WHAT YOU ARE ASKED TO DO - Transcribe all the records exactly and omit any images they hold.

PROVIDED INFORMATION -
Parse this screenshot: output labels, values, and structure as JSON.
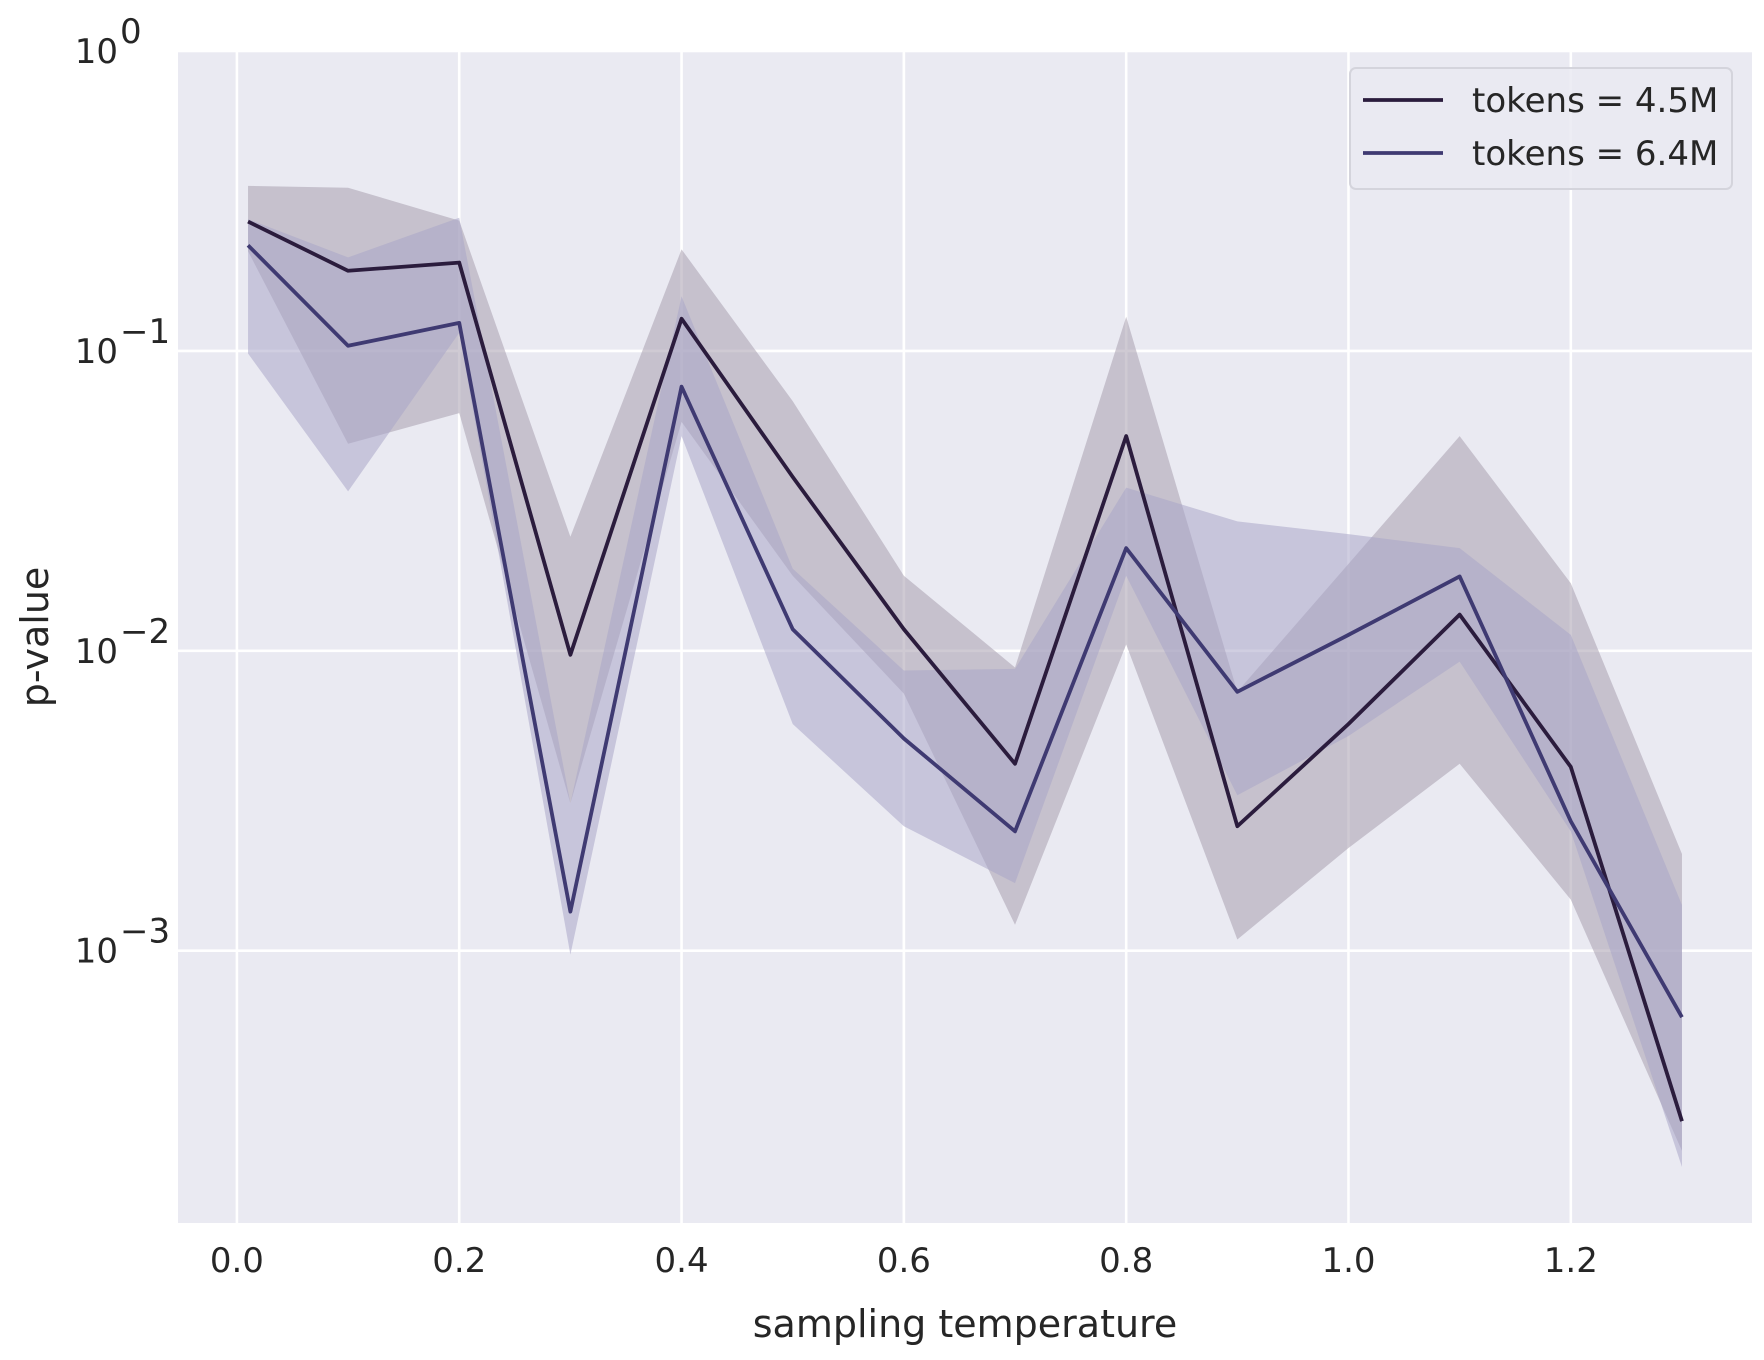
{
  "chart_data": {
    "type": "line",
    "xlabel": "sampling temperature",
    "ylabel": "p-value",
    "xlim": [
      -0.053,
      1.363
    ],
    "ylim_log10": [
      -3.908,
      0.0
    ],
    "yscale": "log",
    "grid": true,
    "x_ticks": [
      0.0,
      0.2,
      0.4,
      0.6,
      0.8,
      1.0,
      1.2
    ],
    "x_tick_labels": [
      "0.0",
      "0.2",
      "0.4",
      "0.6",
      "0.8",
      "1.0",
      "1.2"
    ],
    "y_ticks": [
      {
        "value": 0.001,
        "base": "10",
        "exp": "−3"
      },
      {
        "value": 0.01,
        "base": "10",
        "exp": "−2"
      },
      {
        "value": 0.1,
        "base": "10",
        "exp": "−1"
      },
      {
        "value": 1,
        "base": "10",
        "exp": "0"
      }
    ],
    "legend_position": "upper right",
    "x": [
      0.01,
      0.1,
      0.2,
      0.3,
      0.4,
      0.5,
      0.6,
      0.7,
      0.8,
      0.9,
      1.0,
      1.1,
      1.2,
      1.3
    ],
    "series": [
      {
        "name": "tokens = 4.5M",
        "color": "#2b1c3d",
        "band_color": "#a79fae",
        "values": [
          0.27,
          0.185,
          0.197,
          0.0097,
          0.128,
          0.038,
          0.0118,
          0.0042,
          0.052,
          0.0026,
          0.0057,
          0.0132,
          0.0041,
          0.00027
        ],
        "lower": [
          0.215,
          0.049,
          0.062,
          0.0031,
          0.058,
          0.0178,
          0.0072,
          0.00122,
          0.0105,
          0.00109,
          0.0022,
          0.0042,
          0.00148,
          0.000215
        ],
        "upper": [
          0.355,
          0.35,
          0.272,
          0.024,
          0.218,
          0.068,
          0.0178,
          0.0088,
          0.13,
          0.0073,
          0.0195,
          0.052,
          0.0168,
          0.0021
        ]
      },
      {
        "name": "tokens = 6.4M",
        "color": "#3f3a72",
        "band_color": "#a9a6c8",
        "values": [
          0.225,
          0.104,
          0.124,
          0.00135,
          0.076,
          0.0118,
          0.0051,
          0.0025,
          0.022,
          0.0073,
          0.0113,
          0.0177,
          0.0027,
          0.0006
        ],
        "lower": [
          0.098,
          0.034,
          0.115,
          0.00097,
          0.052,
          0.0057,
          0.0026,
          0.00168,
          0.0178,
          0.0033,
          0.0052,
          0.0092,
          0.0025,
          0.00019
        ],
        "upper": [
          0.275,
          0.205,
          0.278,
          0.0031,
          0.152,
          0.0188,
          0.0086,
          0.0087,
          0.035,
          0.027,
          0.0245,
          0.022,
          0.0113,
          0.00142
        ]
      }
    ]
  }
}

ANSWER TO THIS EXERCISE -
Parse this screenshot: output labels, values, and structure as JSON.
{
  "chart_data": {
    "type": "line",
    "xlabel": "sampling temperature",
    "ylabel": "p-value",
    "xlim": [
      -0.053,
      1.363
    ],
    "ylim_log10": [
      -3.908,
      0.0
    ],
    "yscale": "log",
    "grid": true,
    "x_ticks": [
      0.0,
      0.2,
      0.4,
      0.6,
      0.8,
      1.0,
      1.2
    ],
    "x_tick_labels": [
      "0.0",
      "0.2",
      "0.4",
      "0.6",
      "0.8",
      "1.0",
      "1.2"
    ],
    "y_ticks": [
      {
        "value": 0.001,
        "base": "10",
        "exp": "−3"
      },
      {
        "value": 0.01,
        "base": "10",
        "exp": "−2"
      },
      {
        "value": 0.1,
        "base": "10",
        "exp": "−1"
      },
      {
        "value": 1,
        "base": "10",
        "exp": "0"
      }
    ],
    "legend_position": "upper right",
    "x": [
      0.01,
      0.1,
      0.2,
      0.3,
      0.4,
      0.5,
      0.6,
      0.7,
      0.8,
      0.9,
      1.0,
      1.1,
      1.2,
      1.3
    ],
    "series": [
      {
        "name": "tokens = 4.5M",
        "color": "#2b1c3d",
        "band_color": "#a79fae",
        "values": [
          0.27,
          0.185,
          0.197,
          0.0097,
          0.128,
          0.038,
          0.0118,
          0.0042,
          0.052,
          0.0026,
          0.0057,
          0.0132,
          0.0041,
          0.00027
        ],
        "lower": [
          0.215,
          0.049,
          0.062,
          0.0031,
          0.058,
          0.0178,
          0.0072,
          0.00122,
          0.0105,
          0.00109,
          0.0022,
          0.0042,
          0.00148,
          0.000215
        ],
        "upper": [
          0.355,
          0.35,
          0.272,
          0.024,
          0.218,
          0.068,
          0.0178,
          0.0088,
          0.13,
          0.0073,
          0.0195,
          0.052,
          0.0168,
          0.0021
        ]
      },
      {
        "name": "tokens = 6.4M",
        "color": "#3f3a72",
        "band_color": "#a9a6c8",
        "values": [
          0.225,
          0.104,
          0.124,
          0.00135,
          0.076,
          0.0118,
          0.0051,
          0.0025,
          0.022,
          0.0073,
          0.0113,
          0.0177,
          0.0027,
          0.0006
        ],
        "lower": [
          0.098,
          0.034,
          0.115,
          0.00097,
          0.052,
          0.0057,
          0.0026,
          0.00168,
          0.0178,
          0.0033,
          0.0052,
          0.0092,
          0.0025,
          0.00019
        ],
        "upper": [
          0.275,
          0.205,
          0.278,
          0.0031,
          0.152,
          0.0188,
          0.0086,
          0.0087,
          0.035,
          0.027,
          0.0245,
          0.022,
          0.0113,
          0.00142
        ]
      }
    ]
  }
}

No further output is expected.